### [What you should do]
Repeat all entries exactly.
>> BEGIN
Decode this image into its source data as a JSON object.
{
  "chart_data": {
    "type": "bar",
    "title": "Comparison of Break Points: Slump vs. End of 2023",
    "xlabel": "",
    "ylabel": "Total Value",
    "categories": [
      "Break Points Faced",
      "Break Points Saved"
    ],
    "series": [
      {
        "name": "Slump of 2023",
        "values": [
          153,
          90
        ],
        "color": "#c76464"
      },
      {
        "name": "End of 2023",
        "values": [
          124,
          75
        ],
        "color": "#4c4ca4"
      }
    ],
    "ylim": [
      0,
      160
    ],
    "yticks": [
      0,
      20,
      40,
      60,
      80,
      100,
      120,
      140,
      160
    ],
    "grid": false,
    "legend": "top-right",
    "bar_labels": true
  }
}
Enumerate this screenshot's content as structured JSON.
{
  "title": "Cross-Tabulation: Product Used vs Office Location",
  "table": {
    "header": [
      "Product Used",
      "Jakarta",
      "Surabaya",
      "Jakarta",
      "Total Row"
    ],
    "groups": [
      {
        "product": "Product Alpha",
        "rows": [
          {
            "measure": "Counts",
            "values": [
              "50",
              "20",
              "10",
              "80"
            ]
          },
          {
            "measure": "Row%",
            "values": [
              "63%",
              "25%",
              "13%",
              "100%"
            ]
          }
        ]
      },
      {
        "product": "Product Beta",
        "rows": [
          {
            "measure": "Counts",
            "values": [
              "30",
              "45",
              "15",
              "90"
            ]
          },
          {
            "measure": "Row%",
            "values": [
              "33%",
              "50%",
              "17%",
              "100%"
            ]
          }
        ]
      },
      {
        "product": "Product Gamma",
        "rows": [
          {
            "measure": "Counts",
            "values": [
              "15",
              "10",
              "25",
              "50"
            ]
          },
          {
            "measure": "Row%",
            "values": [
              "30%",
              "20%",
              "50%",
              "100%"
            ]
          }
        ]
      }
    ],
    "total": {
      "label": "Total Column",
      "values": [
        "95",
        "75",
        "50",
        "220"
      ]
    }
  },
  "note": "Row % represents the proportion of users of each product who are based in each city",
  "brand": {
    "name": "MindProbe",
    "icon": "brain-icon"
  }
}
>> END
### [Task output]
Decode this image into its source data as a JSON object.
{
  "chart_data": {
    "type": "bar",
    "title": "Comparison of Break Points: Slump vs. End of 2023",
    "xlabel": "",
    "ylabel": "Total Value",
    "categories": [
      "Break Points Faced",
      "Break Points Saved"
    ],
    "series": [
      {
        "name": "Slump of 2023",
        "values": [
          153,
          90
        ],
        "color": "#c76464"
      },
      {
        "name": "End of 2023",
        "values": [
          124,
          75
        ],
        "color": "#4c4ca4"
      }
    ],
    "ylim": [
      0,
      160
    ],
    "yticks": [
      0,
      20,
      40,
      60,
      80,
      100,
      120,
      140,
      160
    ],
    "grid": false,
    "legend": "top-right",
    "bar_labels": true
  }
}
Enumerate this screenshot's content as structured JSON.
{
  "title": "Cross-Tabulation: Product Used vs Office Location",
  "table": {
    "header": [
      "Product Used",
      "Jakarta",
      "Surabaya",
      "Jakarta",
      "Total Row"
    ],
    "groups": [
      {
        "product": "Product Alpha",
        "rows": [
          {
            "measure": "Counts",
            "values": [
              "50",
              "20",
              "10",
              "80"
            ]
          },
          {
            "measure": "Row%",
            "values": [
              "63%",
              "25%",
              "13%",
              "100%"
            ]
          }
        ]
      },
      {
        "product": "Product Beta",
        "rows": [
          {
            "measure": "Counts",
            "values": [
              "30",
              "45",
              "15",
              "90"
            ]
          },
          {
            "measure": "Row%",
            "values": [
              "33%",
              "50%",
              "17%",
              "100%"
            ]
          }
        ]
      },
      {
        "product": "Product Gamma",
        "rows": [
          {
            "measure": "Counts",
            "values": [
              "15",
              "10",
              "25",
              "50"
            ]
          },
          {
            "measure": "Row%",
            "values": [
              "30%",
              "20%",
              "50%",
              "100%"
            ]
          }
        ]
      }
    ],
    "total": {
      "label": "Total Column",
      "values": [
        "95",
        "75",
        "50",
        "220"
      ]
    }
  },
  "note": "Row % represents the proportion of users of each product who are based in each city",
  "brand": {
    "name": "MindProbe",
    "icon": "brain-icon"
  }
}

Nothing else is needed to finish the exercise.